EXERCISE BRIEF —
Transcribe all the entries word for word, skipping the pictures.

RECORDS PROVIDED —
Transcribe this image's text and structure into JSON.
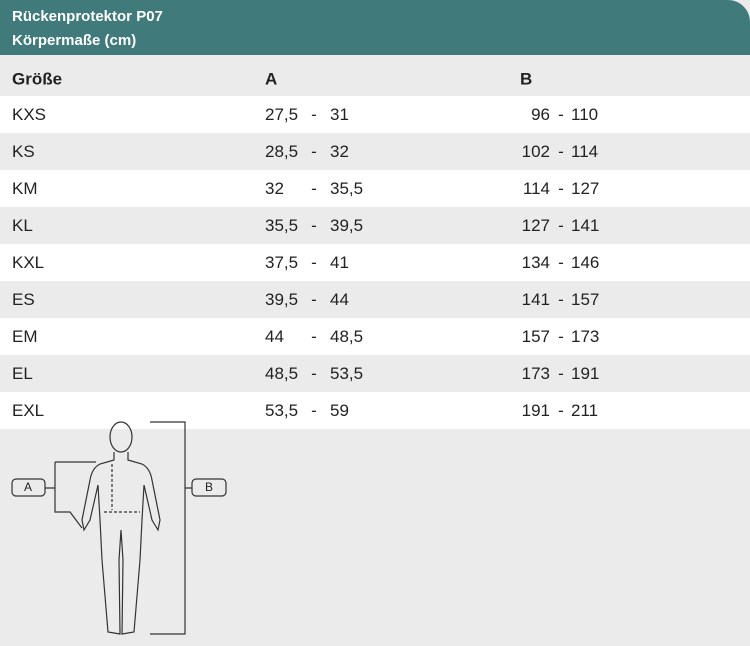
{
  "header": {
    "title": "Rückenprotektor P07",
    "subtitle": "Körpermaße (cm)"
  },
  "table": {
    "columns": [
      "Größe",
      "A",
      "B"
    ],
    "separator": "-",
    "rows": [
      [
        "KXS",
        "27,5",
        "31",
        "96",
        "110"
      ],
      [
        "KS",
        "28,5",
        "32",
        "102",
        "114"
      ],
      [
        "KM",
        "32",
        "35,5",
        "114",
        "127"
      ],
      [
        "KL",
        "35,5",
        "39,5",
        "127",
        "141"
      ],
      [
        "KXL",
        "37,5",
        "41",
        "134",
        "146"
      ],
      [
        "ES",
        "39,5",
        "44",
        "141",
        "157"
      ],
      [
        "EM",
        "44",
        "48,5",
        "157",
        "173"
      ],
      [
        "EL",
        "48,5",
        "53,5",
        "173",
        "191"
      ],
      [
        "EXL",
        "53,5",
        "59",
        "191",
        "211"
      ]
    ]
  },
  "figure": {
    "label_a": "A",
    "label_b": "B"
  }
}
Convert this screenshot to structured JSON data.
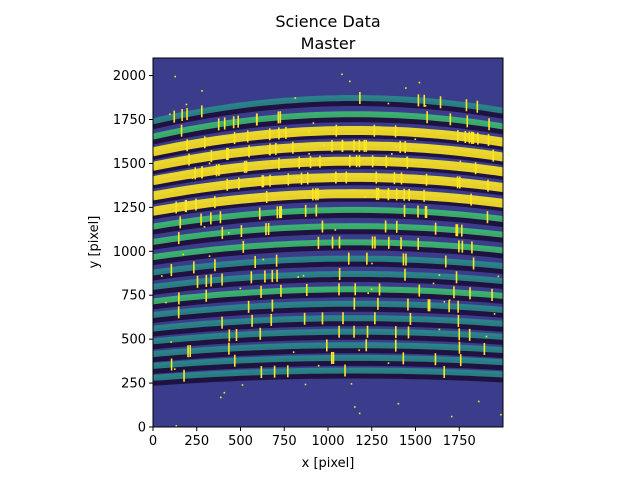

TASK RESULT —
Transcribe this image's text and structure into JSON.
{
  "header": {
    "title": "Rückenprotektor P07",
    "subtitle": "Körpermaße (cm)"
  },
  "table": {
    "columns": [
      "Größe",
      "A",
      "B"
    ],
    "separator": "-",
    "rows": [
      [
        "KXS",
        "27,5",
        "31",
        "96",
        "110"
      ],
      [
        "KS",
        "28,5",
        "32",
        "102",
        "114"
      ],
      [
        "KM",
        "32",
        "35,5",
        "114",
        "127"
      ],
      [
        "KL",
        "35,5",
        "39,5",
        "127",
        "141"
      ],
      [
        "KXL",
        "37,5",
        "41",
        "134",
        "146"
      ],
      [
        "ES",
        "39,5",
        "44",
        "141",
        "157"
      ],
      [
        "EM",
        "44",
        "48,5",
        "157",
        "173"
      ],
      [
        "EL",
        "48,5",
        "53,5",
        "173",
        "191"
      ],
      [
        "EXL",
        "53,5",
        "59",
        "191",
        "211"
      ]
    ]
  },
  "figure": {
    "label_a": "A",
    "label_b": "B"
  }
}
Convert this screenshot to structured JSON data.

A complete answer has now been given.